- TASK PROMPT
Can you give all the records again without altering a single character?

- AVAILABLE DATA
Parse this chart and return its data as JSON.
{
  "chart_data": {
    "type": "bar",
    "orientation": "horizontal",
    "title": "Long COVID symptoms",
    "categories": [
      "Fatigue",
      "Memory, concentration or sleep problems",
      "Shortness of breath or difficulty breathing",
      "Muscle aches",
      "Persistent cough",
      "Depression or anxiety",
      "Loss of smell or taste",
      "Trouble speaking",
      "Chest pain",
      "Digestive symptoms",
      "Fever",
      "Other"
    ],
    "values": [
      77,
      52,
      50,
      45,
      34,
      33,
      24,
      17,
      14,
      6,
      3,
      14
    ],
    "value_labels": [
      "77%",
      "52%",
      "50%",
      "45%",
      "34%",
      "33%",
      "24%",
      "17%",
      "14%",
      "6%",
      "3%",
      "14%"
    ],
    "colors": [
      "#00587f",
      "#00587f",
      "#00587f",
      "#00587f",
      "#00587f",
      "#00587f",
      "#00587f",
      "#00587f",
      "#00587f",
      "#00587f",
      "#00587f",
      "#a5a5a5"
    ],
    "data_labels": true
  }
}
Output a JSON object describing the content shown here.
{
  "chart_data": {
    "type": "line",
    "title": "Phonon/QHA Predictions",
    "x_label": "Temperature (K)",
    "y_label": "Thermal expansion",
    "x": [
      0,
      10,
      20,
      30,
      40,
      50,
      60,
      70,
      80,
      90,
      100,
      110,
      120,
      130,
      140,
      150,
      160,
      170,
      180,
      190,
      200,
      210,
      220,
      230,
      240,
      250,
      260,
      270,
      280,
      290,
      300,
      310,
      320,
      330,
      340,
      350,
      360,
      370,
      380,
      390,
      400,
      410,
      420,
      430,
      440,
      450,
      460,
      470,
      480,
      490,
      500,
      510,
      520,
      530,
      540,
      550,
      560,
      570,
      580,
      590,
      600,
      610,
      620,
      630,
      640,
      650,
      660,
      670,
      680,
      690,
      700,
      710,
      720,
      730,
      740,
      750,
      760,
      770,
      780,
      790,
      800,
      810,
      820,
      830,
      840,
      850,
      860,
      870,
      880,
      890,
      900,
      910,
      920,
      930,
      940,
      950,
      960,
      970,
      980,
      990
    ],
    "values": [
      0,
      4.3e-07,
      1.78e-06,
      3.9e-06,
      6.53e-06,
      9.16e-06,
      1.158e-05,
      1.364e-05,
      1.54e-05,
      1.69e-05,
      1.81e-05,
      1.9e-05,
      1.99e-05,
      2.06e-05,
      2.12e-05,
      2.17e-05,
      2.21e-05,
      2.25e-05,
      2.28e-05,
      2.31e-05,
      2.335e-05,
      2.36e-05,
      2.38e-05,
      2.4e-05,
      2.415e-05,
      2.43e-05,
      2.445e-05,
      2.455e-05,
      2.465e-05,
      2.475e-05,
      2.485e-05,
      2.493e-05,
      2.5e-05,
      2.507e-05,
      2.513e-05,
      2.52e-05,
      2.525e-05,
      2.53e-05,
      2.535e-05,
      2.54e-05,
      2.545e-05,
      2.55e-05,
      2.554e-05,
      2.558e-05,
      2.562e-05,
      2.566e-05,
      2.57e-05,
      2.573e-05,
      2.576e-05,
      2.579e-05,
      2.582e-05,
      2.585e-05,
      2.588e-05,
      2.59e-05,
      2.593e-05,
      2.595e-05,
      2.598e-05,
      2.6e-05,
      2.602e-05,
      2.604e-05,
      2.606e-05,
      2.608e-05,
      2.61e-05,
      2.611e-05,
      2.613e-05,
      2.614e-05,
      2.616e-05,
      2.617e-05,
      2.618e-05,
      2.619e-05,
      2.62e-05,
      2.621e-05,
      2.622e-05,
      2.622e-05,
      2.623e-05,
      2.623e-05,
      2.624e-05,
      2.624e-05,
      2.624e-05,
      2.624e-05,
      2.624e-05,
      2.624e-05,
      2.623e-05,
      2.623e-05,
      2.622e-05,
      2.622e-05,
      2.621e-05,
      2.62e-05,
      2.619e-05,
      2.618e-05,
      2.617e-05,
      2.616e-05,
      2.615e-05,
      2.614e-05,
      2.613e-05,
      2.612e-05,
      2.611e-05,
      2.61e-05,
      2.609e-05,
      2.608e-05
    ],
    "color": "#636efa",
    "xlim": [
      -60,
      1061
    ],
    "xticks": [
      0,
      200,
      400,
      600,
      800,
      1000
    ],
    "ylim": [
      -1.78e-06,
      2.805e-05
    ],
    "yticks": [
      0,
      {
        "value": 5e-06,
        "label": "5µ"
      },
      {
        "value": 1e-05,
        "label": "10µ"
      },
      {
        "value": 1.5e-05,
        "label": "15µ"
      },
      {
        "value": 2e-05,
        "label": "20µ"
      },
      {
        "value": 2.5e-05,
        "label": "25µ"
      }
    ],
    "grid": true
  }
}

- COMPLETED TASK
Parse this chart and return its data as JSON.
{
  "chart_data": {
    "type": "bar",
    "orientation": "horizontal",
    "title": "Long COVID symptoms",
    "categories": [
      "Fatigue",
      "Memory, concentration or sleep problems",
      "Shortness of breath or difficulty breathing",
      "Muscle aches",
      "Persistent cough",
      "Depression or anxiety",
      "Loss of smell or taste",
      "Trouble speaking",
      "Chest pain",
      "Digestive symptoms",
      "Fever",
      "Other"
    ],
    "values": [
      77,
      52,
      50,
      45,
      34,
      33,
      24,
      17,
      14,
      6,
      3,
      14
    ],
    "value_labels": [
      "77%",
      "52%",
      "50%",
      "45%",
      "34%",
      "33%",
      "24%",
      "17%",
      "14%",
      "6%",
      "3%",
      "14%"
    ],
    "colors": [
      "#00587f",
      "#00587f",
      "#00587f",
      "#00587f",
      "#00587f",
      "#00587f",
      "#00587f",
      "#00587f",
      "#00587f",
      "#00587f",
      "#00587f",
      "#a5a5a5"
    ],
    "data_labels": true
  }
}
Output a JSON object describing the content shown here.
{
  "chart_data": {
    "type": "line",
    "title": "Phonon/QHA Predictions",
    "x_label": "Temperature (K)",
    "y_label": "Thermal expansion",
    "x": [
      0,
      10,
      20,
      30,
      40,
      50,
      60,
      70,
      80,
      90,
      100,
      110,
      120,
      130,
      140,
      150,
      160,
      170,
      180,
      190,
      200,
      210,
      220,
      230,
      240,
      250,
      260,
      270,
      280,
      290,
      300,
      310,
      320,
      330,
      340,
      350,
      360,
      370,
      380,
      390,
      400,
      410,
      420,
      430,
      440,
      450,
      460,
      470,
      480,
      490,
      500,
      510,
      520,
      530,
      540,
      550,
      560,
      570,
      580,
      590,
      600,
      610,
      620,
      630,
      640,
      650,
      660,
      670,
      680,
      690,
      700,
      710,
      720,
      730,
      740,
      750,
      760,
      770,
      780,
      790,
      800,
      810,
      820,
      830,
      840,
      850,
      860,
      870,
      880,
      890,
      900,
      910,
      920,
      930,
      940,
      950,
      960,
      970,
      980,
      990
    ],
    "values": [
      0,
      4.3e-07,
      1.78e-06,
      3.9e-06,
      6.53e-06,
      9.16e-06,
      1.158e-05,
      1.364e-05,
      1.54e-05,
      1.69e-05,
      1.81e-05,
      1.9e-05,
      1.99e-05,
      2.06e-05,
      2.12e-05,
      2.17e-05,
      2.21e-05,
      2.25e-05,
      2.28e-05,
      2.31e-05,
      2.335e-05,
      2.36e-05,
      2.38e-05,
      2.4e-05,
      2.415e-05,
      2.43e-05,
      2.445e-05,
      2.455e-05,
      2.465e-05,
      2.475e-05,
      2.485e-05,
      2.493e-05,
      2.5e-05,
      2.507e-05,
      2.513e-05,
      2.52e-05,
      2.525e-05,
      2.53e-05,
      2.535e-05,
      2.54e-05,
      2.545e-05,
      2.55e-05,
      2.554e-05,
      2.558e-05,
      2.562e-05,
      2.566e-05,
      2.57e-05,
      2.573e-05,
      2.576e-05,
      2.579e-05,
      2.582e-05,
      2.585e-05,
      2.588e-05,
      2.59e-05,
      2.593e-05,
      2.595e-05,
      2.598e-05,
      2.6e-05,
      2.602e-05,
      2.604e-05,
      2.606e-05,
      2.608e-05,
      2.61e-05,
      2.611e-05,
      2.613e-05,
      2.614e-05,
      2.616e-05,
      2.617e-05,
      2.618e-05,
      2.619e-05,
      2.62e-05,
      2.621e-05,
      2.622e-05,
      2.622e-05,
      2.623e-05,
      2.623e-05,
      2.624e-05,
      2.624e-05,
      2.624e-05,
      2.624e-05,
      2.624e-05,
      2.624e-05,
      2.623e-05,
      2.623e-05,
      2.622e-05,
      2.622e-05,
      2.621e-05,
      2.62e-05,
      2.619e-05,
      2.618e-05,
      2.617e-05,
      2.616e-05,
      2.615e-05,
      2.614e-05,
      2.613e-05,
      2.612e-05,
      2.611e-05,
      2.61e-05,
      2.609e-05,
      2.608e-05
    ],
    "color": "#636efa",
    "xlim": [
      -60,
      1061
    ],
    "xticks": [
      0,
      200,
      400,
      600,
      800,
      1000
    ],
    "ylim": [
      -1.78e-06,
      2.805e-05
    ],
    "yticks": [
      0,
      {
        "value": 5e-06,
        "label": "5µ"
      },
      {
        "value": 1e-05,
        "label": "10µ"
      },
      {
        "value": 1.5e-05,
        "label": "15µ"
      },
      {
        "value": 2e-05,
        "label": "20µ"
      },
      {
        "value": 2.5e-05,
        "label": "25µ"
      }
    ],
    "grid": true
  }
}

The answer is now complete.